▶ _Aim_: Scan each line of the records for the word "title" and extract the ones that have it.

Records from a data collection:
========

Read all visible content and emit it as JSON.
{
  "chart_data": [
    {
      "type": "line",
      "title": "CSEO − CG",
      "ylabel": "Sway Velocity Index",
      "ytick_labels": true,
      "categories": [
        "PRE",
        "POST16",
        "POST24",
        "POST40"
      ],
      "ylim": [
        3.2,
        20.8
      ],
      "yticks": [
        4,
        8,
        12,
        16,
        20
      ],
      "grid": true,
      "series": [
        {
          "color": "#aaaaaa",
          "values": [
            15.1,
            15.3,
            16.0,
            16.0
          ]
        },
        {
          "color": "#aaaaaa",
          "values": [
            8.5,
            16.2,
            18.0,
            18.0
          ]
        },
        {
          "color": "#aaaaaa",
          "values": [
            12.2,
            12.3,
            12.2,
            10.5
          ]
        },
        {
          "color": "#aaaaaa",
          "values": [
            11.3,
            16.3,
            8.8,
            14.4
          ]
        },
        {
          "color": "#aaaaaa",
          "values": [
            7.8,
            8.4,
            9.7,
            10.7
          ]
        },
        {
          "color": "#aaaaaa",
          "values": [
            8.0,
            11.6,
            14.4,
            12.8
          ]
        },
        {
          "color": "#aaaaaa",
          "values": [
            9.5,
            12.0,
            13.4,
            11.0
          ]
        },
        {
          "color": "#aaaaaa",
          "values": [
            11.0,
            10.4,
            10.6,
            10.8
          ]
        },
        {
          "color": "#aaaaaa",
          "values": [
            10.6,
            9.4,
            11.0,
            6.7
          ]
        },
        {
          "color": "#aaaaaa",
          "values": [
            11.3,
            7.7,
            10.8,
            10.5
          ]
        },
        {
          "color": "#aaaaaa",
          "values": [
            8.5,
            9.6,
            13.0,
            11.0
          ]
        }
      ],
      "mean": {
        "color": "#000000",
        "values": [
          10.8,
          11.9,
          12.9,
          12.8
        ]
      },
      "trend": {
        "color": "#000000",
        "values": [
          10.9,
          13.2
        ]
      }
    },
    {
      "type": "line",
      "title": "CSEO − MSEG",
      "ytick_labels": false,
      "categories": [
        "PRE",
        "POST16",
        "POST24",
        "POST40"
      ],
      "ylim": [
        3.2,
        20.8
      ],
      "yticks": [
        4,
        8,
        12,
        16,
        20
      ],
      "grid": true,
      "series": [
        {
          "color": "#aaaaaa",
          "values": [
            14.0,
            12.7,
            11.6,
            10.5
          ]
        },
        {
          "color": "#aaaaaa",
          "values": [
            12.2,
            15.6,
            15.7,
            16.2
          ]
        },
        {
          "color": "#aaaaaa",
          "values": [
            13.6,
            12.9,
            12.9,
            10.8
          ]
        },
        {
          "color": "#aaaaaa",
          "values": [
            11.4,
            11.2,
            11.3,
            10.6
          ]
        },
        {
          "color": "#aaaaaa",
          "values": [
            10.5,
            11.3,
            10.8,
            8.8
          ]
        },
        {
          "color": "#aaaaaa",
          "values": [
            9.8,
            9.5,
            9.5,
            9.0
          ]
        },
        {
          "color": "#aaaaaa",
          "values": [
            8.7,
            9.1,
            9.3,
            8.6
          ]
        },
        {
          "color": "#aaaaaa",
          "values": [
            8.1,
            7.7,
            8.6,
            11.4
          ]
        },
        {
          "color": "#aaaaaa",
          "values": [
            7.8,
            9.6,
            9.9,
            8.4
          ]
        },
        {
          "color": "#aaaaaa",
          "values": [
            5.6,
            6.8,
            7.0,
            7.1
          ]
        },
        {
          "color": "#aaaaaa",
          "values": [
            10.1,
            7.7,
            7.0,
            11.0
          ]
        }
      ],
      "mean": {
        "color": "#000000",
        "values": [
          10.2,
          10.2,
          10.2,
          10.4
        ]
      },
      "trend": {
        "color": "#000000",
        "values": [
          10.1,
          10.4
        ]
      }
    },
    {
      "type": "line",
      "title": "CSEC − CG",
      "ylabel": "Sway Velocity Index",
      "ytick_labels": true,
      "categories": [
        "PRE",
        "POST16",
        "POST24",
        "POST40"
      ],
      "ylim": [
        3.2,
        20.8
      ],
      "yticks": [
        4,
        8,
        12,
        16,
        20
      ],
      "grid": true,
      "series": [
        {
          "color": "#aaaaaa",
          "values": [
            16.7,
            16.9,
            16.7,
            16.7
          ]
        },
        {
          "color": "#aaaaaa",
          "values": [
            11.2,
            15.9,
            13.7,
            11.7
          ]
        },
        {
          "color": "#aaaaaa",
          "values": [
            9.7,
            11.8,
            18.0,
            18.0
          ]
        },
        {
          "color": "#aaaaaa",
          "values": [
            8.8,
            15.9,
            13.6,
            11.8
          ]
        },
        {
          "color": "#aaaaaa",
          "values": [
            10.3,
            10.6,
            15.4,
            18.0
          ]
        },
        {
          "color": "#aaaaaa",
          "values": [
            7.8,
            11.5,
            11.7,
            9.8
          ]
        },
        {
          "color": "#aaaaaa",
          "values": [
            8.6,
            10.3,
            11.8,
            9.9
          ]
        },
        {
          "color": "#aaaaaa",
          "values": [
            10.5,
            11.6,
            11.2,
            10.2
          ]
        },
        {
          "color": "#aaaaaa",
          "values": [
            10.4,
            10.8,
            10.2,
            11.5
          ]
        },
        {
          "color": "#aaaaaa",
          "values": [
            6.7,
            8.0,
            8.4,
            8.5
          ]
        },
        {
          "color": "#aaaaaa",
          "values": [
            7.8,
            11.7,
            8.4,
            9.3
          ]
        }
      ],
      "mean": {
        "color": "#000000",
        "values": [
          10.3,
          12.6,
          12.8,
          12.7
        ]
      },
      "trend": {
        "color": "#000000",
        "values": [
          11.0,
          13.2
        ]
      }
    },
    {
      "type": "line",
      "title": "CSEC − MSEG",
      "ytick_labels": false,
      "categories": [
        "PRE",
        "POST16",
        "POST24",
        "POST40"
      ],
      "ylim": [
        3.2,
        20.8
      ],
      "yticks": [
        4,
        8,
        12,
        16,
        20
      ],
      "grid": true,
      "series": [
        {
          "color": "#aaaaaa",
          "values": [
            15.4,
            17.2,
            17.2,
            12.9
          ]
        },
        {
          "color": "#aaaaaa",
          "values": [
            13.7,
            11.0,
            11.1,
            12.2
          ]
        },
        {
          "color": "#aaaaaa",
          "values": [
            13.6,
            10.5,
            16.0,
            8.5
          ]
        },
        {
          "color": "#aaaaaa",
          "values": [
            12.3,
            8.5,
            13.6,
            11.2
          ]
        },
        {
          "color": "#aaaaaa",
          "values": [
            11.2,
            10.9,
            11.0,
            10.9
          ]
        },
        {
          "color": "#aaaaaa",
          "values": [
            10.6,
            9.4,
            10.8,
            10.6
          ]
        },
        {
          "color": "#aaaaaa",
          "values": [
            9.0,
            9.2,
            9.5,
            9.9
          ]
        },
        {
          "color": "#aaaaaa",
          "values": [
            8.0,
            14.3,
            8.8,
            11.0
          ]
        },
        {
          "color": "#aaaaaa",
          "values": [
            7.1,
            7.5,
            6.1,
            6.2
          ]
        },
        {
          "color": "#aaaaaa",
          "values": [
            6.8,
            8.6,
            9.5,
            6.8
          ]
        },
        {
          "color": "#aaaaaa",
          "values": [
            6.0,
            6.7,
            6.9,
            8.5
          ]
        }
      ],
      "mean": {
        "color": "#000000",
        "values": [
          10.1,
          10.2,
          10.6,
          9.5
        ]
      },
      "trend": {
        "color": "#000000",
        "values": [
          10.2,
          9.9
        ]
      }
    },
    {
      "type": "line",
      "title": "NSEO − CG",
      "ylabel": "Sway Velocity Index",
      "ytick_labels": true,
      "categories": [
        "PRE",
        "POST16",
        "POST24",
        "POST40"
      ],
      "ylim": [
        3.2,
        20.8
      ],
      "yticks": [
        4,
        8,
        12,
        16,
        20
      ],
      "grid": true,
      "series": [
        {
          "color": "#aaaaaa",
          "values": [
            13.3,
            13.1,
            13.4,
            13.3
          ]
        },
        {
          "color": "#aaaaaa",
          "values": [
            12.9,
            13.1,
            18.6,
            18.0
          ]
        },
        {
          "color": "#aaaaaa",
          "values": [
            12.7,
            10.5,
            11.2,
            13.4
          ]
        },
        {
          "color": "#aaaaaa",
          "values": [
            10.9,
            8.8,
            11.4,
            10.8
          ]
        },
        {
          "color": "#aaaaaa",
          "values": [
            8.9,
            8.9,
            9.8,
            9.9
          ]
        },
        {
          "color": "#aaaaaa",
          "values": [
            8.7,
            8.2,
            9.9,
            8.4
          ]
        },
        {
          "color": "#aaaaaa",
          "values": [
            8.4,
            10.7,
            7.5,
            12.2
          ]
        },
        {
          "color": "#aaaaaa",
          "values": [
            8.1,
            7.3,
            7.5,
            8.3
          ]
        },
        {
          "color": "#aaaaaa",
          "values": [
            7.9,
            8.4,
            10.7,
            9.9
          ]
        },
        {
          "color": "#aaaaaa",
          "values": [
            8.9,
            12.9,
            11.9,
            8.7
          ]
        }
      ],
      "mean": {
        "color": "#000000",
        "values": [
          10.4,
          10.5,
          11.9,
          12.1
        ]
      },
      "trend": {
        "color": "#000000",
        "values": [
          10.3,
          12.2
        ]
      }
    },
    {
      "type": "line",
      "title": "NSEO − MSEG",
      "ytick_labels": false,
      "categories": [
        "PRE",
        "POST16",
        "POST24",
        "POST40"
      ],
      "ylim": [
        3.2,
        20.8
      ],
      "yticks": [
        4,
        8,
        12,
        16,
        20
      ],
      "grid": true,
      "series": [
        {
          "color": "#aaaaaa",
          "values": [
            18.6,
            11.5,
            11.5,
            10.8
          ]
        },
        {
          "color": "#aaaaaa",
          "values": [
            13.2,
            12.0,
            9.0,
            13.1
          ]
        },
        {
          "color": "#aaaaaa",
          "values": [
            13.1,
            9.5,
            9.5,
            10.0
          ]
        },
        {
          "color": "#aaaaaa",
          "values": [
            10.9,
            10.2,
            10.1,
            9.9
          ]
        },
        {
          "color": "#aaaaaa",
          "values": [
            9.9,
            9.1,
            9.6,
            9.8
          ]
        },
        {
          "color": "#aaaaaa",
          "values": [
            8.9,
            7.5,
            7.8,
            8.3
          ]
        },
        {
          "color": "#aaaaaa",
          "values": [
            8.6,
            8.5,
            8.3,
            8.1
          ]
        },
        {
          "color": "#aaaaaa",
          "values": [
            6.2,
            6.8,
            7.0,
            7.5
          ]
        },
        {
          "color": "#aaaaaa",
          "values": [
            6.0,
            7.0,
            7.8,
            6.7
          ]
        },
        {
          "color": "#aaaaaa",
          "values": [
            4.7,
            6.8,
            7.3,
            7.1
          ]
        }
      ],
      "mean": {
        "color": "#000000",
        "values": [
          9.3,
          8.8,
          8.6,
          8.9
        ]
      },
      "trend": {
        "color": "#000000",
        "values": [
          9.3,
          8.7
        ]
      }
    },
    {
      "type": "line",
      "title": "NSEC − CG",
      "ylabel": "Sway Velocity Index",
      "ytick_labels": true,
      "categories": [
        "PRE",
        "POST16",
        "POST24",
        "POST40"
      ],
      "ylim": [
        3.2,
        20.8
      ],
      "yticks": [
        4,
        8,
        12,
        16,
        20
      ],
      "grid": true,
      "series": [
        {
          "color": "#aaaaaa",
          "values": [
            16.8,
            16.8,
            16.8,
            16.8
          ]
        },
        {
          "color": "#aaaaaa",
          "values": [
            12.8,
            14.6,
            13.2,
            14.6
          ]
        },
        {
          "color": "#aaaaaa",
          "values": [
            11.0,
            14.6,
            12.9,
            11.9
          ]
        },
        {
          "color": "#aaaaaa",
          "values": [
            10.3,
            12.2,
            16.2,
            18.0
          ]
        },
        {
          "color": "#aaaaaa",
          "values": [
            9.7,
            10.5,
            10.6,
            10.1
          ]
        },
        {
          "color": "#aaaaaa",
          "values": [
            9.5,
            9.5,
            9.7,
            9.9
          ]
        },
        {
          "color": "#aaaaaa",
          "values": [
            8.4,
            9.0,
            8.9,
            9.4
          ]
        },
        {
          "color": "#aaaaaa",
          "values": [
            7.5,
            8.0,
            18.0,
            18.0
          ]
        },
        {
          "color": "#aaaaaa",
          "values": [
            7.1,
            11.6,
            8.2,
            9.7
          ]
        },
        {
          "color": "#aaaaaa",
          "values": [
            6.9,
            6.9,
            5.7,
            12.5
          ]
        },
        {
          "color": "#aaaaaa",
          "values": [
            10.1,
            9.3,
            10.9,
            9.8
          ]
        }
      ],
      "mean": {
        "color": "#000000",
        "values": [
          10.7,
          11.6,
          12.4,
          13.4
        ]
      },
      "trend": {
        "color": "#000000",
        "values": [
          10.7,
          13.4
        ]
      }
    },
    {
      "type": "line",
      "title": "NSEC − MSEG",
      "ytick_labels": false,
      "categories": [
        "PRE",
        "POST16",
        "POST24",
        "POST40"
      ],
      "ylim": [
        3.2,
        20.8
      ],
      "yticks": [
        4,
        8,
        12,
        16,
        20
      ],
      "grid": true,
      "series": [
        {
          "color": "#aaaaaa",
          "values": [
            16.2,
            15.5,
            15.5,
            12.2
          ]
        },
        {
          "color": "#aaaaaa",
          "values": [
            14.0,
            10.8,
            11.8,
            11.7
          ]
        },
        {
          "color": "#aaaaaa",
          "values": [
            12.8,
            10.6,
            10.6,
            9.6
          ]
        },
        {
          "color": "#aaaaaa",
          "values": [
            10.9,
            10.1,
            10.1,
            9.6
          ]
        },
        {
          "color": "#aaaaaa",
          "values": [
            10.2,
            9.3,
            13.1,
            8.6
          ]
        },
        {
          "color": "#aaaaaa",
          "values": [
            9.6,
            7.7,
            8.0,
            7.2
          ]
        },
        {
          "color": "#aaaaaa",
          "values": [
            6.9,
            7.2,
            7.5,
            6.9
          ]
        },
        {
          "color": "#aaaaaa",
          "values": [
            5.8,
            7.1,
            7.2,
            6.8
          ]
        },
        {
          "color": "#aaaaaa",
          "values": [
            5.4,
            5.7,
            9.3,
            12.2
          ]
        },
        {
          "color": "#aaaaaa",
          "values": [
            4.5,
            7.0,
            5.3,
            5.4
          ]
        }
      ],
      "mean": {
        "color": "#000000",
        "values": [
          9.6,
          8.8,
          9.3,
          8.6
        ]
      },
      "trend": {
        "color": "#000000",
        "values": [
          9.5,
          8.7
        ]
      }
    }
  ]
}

========

▶ _Response to the exercise_:
      "title": "CSEO − CG",
      "title": "CSEO − MSEG",
      "title": "CSEC − CG",
      "title": "CSEC − MSEG",
      "title": "NSEO − CG",
      "title": "NSEO − MSEG",
      "title": "NSEC − CG",
      "title": "NSEC − MSEG",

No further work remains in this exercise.